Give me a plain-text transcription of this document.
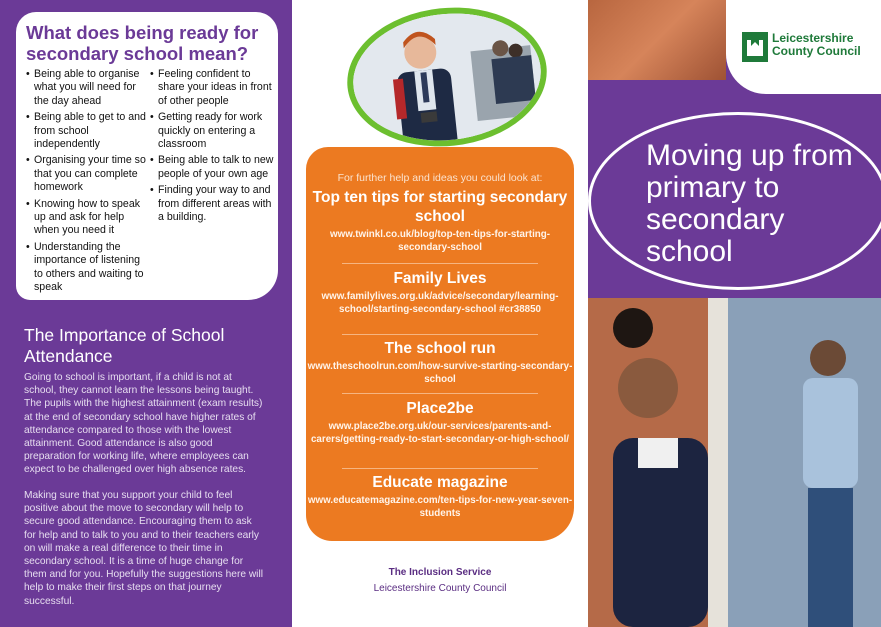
What does being ready for secondary school mean?
• Being able to organise what you will need for the day ahead
• Being able to get to and from school independently
• Organising your time so that you can complete homework
• Knowing how to speak up and ask for help when you need it
• Understanding the importance of listening to others and waiting to speak
• Feeling confident to share your ideas in front of other people
• Getting ready for work quickly on entering a classroom
• Being able to talk to new people of your own age
• Finding your way to and from different areas with a building.
The Importance of School Attendance

Going to school is important, if a child is not at school, they cannot learn the lessons being taught. The pupils with the highest attainment (exam results) at the end of secondary school have higher rates of attendance compared to those with the lowest attainment. Good attendance is also good preparation for working life, where employees can expect to be challenged over high absence rates.

Making sure that you support your child to feel positive about the move to secondary will help to secure good attendance. Encouraging them to ask for help and to talk to you and to their teachers early on will make a real difference to their time in secondary school. It is a time of huge change for them and for you. Hopefully the suggestions here will help to make their first steps on that journey successful.

For further help and ideas you could look at:
Top ten tips for starting secondary school
www.twinkl.co.uk/blog/top-ten-tips-for-starting-secondary-school
Family Lives
www.familylives.org.uk/advice/secondary/learning-school/starting-secondary-school #cr38850
The school run
www.theschoolrun.com/how-survive-starting-secondary-school
Place2be
www.place2be.org.uk/our-services/parents-and-carers/getting-ready-to-start-secondary-or-high-school/
Educate magazine
www.educatemagazine.com/ten-tips-for-new-year-seven-students
The Inclusion Service
Leicestershire County Council
Leicestershire County Council
Moving up from primary to secondary school
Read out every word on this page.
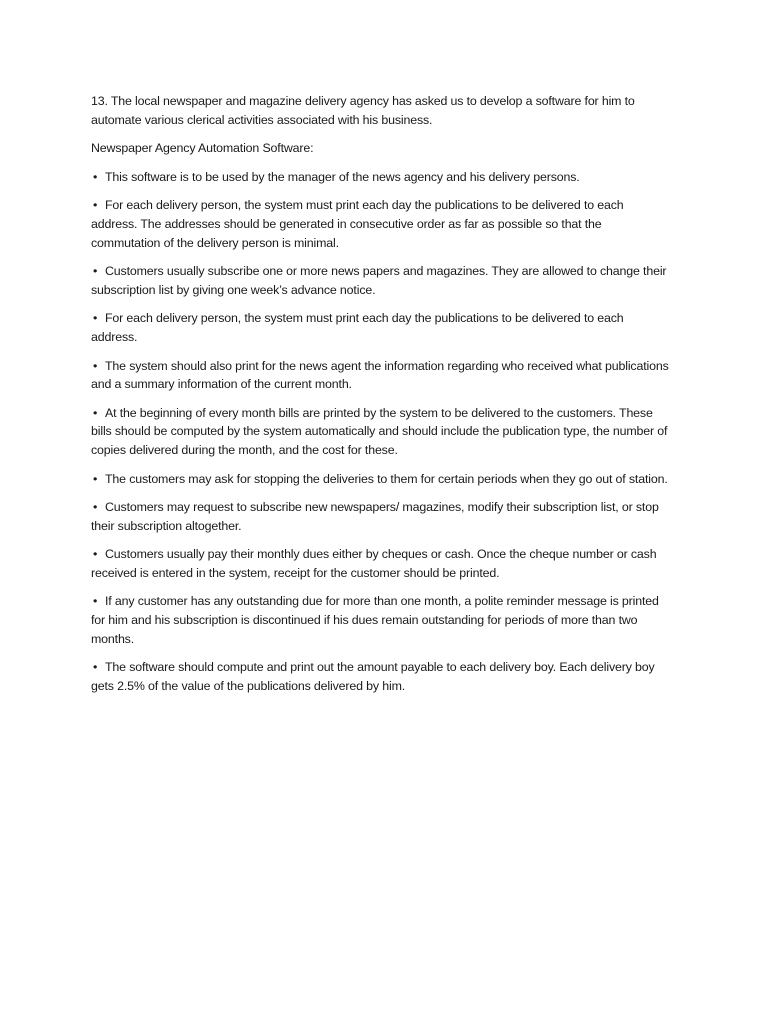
13. The local newspaper and magazine delivery agency has asked us to develop a software for him to automate various clerical activities associated with his business.

Newspaper Agency Automation Software:

• This software is to be used by the manager of the news agency and his delivery persons.

• For each delivery person, the system must print each day the publications to be delivered to each address. The addresses should be generated in consecutive order as far as possible so that the commutation of the delivery person is minimal.

• Customers usually subscribe one or more news papers and magazines. They are allowed to change their subscription list by giving one week’s advance notice.

• For each delivery person, the system must print each day the publications to be delivered to each address.

• The system should also print for the news agent the information regarding who received what publications and a summary information of the current month.

• At the beginning of every month bills are printed by the system to be delivered to the customers. These bills should be computed by the system automatically and should include the publication type, the number of copies delivered during the month, and the cost for these.

• The customers may ask for stopping the deliveries to them for certain periods when they go out of station.

• Customers may request to subscribe new newspapers/ magazines, modify their subscription list, or stop their subscription altogether.

• Customers usually pay their monthly dues either by cheques or cash. Once the cheque number or cash received is entered in the system, receipt for the customer should be printed.

• If any customer has any outstanding due for more than one month, a polite reminder message is printed for him and his subscription is discontinued if his dues remain outstanding for periods of more than two months.

• The software should compute and print out the amount payable to each delivery boy. Each delivery boy gets 2.5% of the value of the publications delivered by him.
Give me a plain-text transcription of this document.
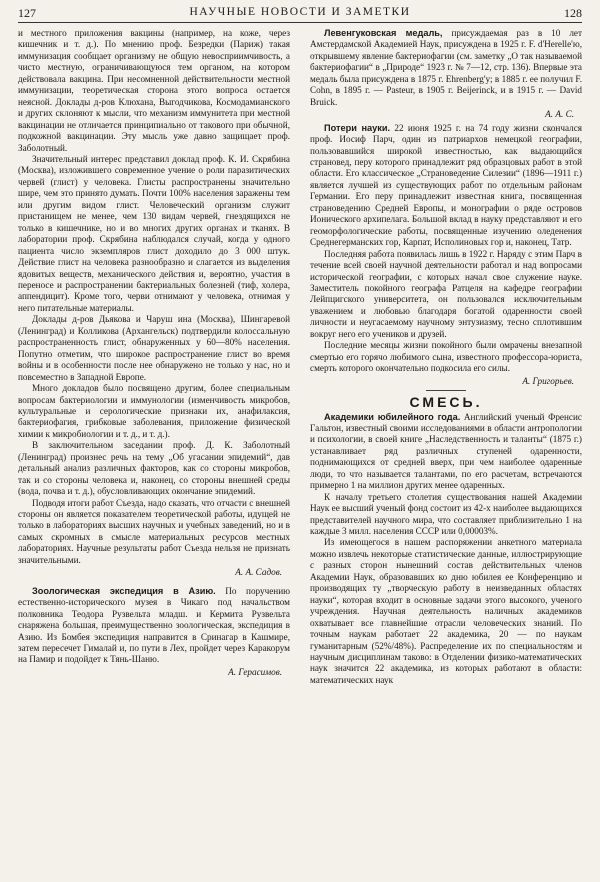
127	НАУЧНЫЕ НОВОСТИ И ЗАМЕТКИ	128

и местного приложения вакцины (например, на коже, через кишечник и т. д.). По мнению проф. Безредки (Париж) такая иммунизация сообщает организму не общую невосприимчивость, а чисто местную, ограничивающуюся тем органом, на котором действовала вакцина. При несомненной действительности местной иммунизации, теоретическая сторона этого вопроса остается неясной. Доклады д-ров Клюхана, Выгодчикова, Космодамианского и других склоняют к мысли, что механизм иммунитета при местной вакцинации не отличается принципиально от такового при обычной, подкожной вакцинации. Эту мысль уже давно защищает проф. Заболотный.

Значительный интерес представил доклад проф. К. И. Скрябина (Москва), изложившего современное учение о роли паразитических червей (глист) у человека. Глисты распространены значительно шире, чем это принято думать. Почти 100% населения заражены тем или другим видом глист. Человеческий организм служит пристанищем не менее, чем 130 видам червей, гнездящихся не только в кишечнике, но и во многих других органах и тканях. В лаборатории проф. Скрябина наблюдался случай, когда у одного пациента число экземпляров глист доходило до 3 000 штук. Действие глист на человека разнообразно и слагается из выделения ядовитых веществ, механического действия и, вероятно, участия в переносе и распространении бактериальных болезней (тиф, холера, аппендицит). Кроме того, черви отнимают у человека, отнимая у него питательные материалы.

Доклады д-ров Дьякова и Чаруш ина (Москва), Шингаревой (Ленинград) и Колликова (Архангельск) подтвердили колоссальную распространенность глист, обнаруженных у 60—80% населения. Попутно отметим, что широкое распространение глист во время войны и в особенности после нее обнаружено не только у нас, но и повсеместно в Западной Европе.

Много докладов было посвящено другим, более специальным вопросам бактериологии и иммунологии (изменчивость микробов, культуральные и серологические признаки их, анафилаксия, бактериофагия, грибковые заболевания, приложение физической химии к микробиологии и т. д., и т. д.).

В заключительном заседании проф. Д. К. Заболотный (Ленинград) произнес речь на тему „Об угасании эпидемий“, дав детальный анализ различных факторов, как со стороны микробов, так и со стороны человека и, наконец, со стороны внешней среды (вода, почва и т. д.), обусловливающих окончание эпидемий.

Подводя итоги работ Съезда, надо сказать, что отчасти с внешней стороны он является показателем теоретической работы, идущей не только в лабораториях высших научных и учебных заведений, но и в самых скромных в смысле материальных ресурсов местных лабораториях. Научные результаты работ Съезда нельзя не признать значительными.

А. А. Садов.

Зоологическая экспедиция в Азию. По поручению естественно-исторического музея в Чикаго под начальством полковника Теодора Рузвельта младш. и Кермита Рузвельта снаряжена большая, преимущественно зоологическая, экспедиция в Азию. Из Бомбея экспедиция направится в Сринагар в Кашмире, затем пересечет Гималай и, по пути в Лех, пройдет через Каракорум на Памир и подойдет к Тянь-Шаню.

А. Герасимов.

Левенгуковская медаль, присуждаемая раз в 10 лет Амстердамской Академией Наук, присуждена в 1925 г. F. d'Herelle'ю, открывшему явление бактериофагии (см. заметку „О так называемой бактериофагии“ в „Природе“ 1923 г. № 7—12, стр. 136). Впервые эта медаль была присуждена в 1875 г. Ehrenberg'у; в 1885 г. ее получил F. Cohn, в 1895 г. — Pasteur, в 1905 г. Beijerinck, и в 1915 г. — David Bruick.

А. А. С.

Потери науки. 22 июня 1925 г. на 74 году жизни скончался проф. Иосиф Парч, один из патриархов немецкой географии, пользовавшийся широкой известностью, как выдающийся страновед, перу которого принадлежит ряд образцовых работ в этой области. Его классическое „Страноведение Силезии“ (1896—1911 г.) является лучшей из существующих работ по отдельным районам Германии. Его перу принадлежит известная книга, посвященная страноведению Средней Европы, и монографии о ряде островов Ионического архипелага. Большой вклад в науку представляют и его геоморфологические работы, посвященные изучению оледенения Среднегерманских гор, Карпат, Исполиновых гор и, наконец, Татр.

Последняя работа появилась лишь в 1922 г. Наряду с этим Парч в течение всей своей научной деятельности работал и над вопросами исторической географии, с которых начал свое служение науке. Заместитель покойного географа Ратцеля на кафедре географии Лейпцигского университета, он пользовался исключительным уважением и любовью благодаря богатой одаренности своей личности и неугасаемому научному энтузиазму, тесно сплотившим вокруг него его учеников и друзей.

Последние месяцы жизни покойного были омрачены внезапной смертью его горячо любимого сына, известного профессора-юриста, смерть которого окончательно подкосила его силы.

А. Григорьев.
СМЕСЬ.

Академики юбилейного года. Английский ученый Френсис Гальтон, известный своими исследованиями в области антропологии и психологии, в своей книге „Наследственность и таланты“ (1875 г.) устанавливает ряд различных ступеней одаренности, поднимающихся от средней вверх, при чем наиболее одаренные люди, то что называется талантами, по его расчетам, встречаются примерно 1 на миллион других менее одаренных.

К началу третьего столетия существования нашей Академии Наук ее высший ученый фонд состоит из 42-х наиболее выдающихся представителей научного мира, что составляет приблизительно 1 на каждые 3 милл. населения СССР или 0,00003%.

Из имеющегося в нашем распоряжении анкетного материала можно извлечь некоторые статистические данные, иллюстрирующие с разных сторон нынешний состав действительных членов Академии Наук, образовавших ко дню юбилея ее Конференцию и производящих ту „творческую работу в неизведанных областях науки“, которая входит в основные задачи этого высокого, ученого учреждения. Научная деятельность наличных академиков охватывает все главнейшие отрасли человеческих знаний. По точным наукам работает 22 академика, 20 — по наукам гуманитарным (52%/48%). Распределение их по специальностям и научным дисциплинам таково: в Отделении физико-математических наук значится 22 академика, из которых работают в области: математических наук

= Written exercise =
Reproduce each line of the entries in which the word "people" is found.

= Worked solution =
• Feeling confident to share your ideas in front of other people
• Being able to talk to new people of your own age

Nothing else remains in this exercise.